EXERCISE TASK => Quote word for word the rows from the start of the rows up to and including the line that contains "- object-list: Accounting".

(Element position data)
— start —
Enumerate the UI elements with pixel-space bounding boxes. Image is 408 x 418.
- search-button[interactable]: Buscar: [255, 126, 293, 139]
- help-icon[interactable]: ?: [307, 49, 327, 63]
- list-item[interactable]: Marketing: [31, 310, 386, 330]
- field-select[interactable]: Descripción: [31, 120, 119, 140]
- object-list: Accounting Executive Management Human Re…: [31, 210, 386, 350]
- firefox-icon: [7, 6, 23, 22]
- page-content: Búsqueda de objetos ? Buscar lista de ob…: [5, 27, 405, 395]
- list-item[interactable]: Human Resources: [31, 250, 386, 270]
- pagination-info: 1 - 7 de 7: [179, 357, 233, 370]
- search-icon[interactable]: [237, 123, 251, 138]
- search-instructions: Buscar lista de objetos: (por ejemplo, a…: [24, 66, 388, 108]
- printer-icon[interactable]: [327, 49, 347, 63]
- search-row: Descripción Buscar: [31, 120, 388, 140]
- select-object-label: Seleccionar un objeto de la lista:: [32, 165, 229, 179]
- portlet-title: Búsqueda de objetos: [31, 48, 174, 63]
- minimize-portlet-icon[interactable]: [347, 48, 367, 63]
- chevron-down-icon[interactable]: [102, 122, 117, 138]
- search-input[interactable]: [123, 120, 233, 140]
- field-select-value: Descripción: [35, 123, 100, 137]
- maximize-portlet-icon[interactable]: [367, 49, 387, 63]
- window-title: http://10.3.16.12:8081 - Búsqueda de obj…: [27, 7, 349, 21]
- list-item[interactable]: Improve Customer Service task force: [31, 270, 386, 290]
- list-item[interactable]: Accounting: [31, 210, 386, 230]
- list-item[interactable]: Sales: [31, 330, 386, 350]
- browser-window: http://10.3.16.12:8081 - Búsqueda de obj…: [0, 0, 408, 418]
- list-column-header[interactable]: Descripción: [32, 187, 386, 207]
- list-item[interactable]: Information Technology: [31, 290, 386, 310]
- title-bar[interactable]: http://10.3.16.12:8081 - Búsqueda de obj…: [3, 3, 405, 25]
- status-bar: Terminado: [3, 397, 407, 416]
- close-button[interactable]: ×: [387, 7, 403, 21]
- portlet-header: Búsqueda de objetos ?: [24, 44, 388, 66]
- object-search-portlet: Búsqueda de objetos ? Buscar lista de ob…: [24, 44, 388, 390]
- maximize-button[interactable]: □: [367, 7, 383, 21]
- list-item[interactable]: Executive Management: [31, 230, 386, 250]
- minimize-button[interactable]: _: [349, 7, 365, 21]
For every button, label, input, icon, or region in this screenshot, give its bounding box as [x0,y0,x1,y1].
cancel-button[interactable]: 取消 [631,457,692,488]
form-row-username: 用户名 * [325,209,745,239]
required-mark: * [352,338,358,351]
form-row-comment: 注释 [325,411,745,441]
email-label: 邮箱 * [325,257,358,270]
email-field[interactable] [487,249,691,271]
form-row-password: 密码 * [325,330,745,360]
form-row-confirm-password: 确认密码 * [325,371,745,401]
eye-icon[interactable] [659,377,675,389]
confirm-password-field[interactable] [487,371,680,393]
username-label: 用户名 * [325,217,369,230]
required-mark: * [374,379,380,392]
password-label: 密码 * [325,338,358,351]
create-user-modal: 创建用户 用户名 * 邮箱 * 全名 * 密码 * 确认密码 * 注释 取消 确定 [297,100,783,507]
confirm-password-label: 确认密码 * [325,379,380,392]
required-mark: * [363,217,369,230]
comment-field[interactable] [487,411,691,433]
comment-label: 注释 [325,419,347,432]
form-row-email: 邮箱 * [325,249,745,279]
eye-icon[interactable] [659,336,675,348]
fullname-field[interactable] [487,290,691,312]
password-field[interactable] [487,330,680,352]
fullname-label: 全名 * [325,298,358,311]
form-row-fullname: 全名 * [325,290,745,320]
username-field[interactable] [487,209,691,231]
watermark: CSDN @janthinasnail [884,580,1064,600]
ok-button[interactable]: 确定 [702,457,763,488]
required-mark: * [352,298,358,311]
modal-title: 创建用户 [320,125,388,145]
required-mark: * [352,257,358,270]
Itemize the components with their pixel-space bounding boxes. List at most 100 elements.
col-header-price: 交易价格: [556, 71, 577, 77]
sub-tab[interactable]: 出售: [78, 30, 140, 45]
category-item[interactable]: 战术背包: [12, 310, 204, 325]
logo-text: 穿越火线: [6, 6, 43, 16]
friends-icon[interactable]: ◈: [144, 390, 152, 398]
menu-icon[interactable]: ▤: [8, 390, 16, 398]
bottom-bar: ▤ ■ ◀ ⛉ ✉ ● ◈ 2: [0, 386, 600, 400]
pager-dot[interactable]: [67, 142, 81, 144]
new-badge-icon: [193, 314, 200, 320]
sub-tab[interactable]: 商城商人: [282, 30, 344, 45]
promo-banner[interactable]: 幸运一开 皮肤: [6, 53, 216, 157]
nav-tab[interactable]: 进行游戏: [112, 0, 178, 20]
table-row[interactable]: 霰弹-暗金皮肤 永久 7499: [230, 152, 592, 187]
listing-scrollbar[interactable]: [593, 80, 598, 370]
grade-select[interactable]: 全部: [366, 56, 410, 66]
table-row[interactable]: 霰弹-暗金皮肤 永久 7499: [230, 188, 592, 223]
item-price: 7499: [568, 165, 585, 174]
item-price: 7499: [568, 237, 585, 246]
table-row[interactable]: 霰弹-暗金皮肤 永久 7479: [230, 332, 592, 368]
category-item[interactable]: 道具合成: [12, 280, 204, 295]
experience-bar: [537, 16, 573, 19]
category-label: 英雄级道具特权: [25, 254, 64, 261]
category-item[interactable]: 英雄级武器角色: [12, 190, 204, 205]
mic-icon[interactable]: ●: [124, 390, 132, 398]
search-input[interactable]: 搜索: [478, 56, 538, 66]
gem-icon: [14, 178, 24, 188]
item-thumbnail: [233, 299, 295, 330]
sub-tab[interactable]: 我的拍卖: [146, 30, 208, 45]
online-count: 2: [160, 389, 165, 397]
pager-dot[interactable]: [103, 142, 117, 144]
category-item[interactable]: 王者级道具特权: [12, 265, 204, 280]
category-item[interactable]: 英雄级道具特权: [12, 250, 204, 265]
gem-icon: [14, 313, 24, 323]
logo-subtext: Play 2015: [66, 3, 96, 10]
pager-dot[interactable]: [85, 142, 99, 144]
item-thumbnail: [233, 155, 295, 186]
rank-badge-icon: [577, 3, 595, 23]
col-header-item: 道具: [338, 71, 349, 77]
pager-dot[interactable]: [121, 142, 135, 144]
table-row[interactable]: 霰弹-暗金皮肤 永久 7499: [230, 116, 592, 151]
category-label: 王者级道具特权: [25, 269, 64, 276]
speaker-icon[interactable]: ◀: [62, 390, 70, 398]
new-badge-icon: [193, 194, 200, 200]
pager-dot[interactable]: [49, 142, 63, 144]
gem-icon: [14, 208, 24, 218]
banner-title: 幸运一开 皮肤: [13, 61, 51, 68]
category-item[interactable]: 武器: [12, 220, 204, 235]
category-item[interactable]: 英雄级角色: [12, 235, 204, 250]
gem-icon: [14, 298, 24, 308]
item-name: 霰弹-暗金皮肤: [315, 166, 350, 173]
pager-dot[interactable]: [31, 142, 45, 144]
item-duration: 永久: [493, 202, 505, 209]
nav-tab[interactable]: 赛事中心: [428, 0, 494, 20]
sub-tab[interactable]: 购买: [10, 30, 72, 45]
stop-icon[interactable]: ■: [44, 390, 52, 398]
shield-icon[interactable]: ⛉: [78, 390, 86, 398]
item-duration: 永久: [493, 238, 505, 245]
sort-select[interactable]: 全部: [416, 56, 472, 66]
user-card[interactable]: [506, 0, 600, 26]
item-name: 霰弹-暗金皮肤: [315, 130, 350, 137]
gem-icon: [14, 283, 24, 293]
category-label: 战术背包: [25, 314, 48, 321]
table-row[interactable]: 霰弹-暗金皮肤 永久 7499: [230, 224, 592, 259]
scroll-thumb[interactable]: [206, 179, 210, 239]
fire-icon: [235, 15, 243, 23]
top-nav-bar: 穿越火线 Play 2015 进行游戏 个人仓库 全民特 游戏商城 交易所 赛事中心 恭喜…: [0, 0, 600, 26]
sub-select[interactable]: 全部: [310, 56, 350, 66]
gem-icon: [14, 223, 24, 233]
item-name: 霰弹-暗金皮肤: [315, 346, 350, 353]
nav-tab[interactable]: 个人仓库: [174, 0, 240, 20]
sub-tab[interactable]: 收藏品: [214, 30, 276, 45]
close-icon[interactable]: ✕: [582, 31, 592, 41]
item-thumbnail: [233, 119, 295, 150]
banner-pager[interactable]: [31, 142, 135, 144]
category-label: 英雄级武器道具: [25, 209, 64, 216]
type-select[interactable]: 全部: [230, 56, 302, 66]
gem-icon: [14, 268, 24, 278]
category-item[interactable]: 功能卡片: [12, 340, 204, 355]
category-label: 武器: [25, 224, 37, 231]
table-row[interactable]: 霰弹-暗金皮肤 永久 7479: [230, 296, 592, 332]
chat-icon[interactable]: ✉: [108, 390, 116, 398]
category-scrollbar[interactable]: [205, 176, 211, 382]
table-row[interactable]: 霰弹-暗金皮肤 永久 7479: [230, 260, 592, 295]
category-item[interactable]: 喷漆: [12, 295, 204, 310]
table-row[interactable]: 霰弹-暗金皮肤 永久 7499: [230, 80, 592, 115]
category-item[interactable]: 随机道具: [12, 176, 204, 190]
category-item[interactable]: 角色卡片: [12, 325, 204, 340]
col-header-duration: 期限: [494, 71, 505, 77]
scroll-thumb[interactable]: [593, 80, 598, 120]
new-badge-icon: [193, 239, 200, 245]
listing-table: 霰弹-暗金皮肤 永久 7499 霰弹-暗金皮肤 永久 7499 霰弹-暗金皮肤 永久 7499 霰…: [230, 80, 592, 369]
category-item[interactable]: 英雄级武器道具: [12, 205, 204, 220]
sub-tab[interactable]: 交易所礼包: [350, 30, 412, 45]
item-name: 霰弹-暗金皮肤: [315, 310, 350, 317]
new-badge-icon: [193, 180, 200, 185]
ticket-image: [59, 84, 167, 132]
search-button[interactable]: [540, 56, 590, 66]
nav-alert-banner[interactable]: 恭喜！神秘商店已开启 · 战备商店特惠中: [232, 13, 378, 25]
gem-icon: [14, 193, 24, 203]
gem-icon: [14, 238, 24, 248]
— end —
IN RESPONSE =>
Enumerate the UI elements with pixel-space bounding boxes. Image is 408 x 418.
- search-button[interactable]: Buscar: [255, 126, 293, 139]
- help-icon[interactable]: ?: [307, 49, 327, 63]
- list-item[interactable]: Marketing: [31, 310, 386, 330]
- field-select[interactable]: Descripción: [31, 120, 119, 140]
- object-list: Accounting Executive Management Human Re…: [31, 210, 386, 350]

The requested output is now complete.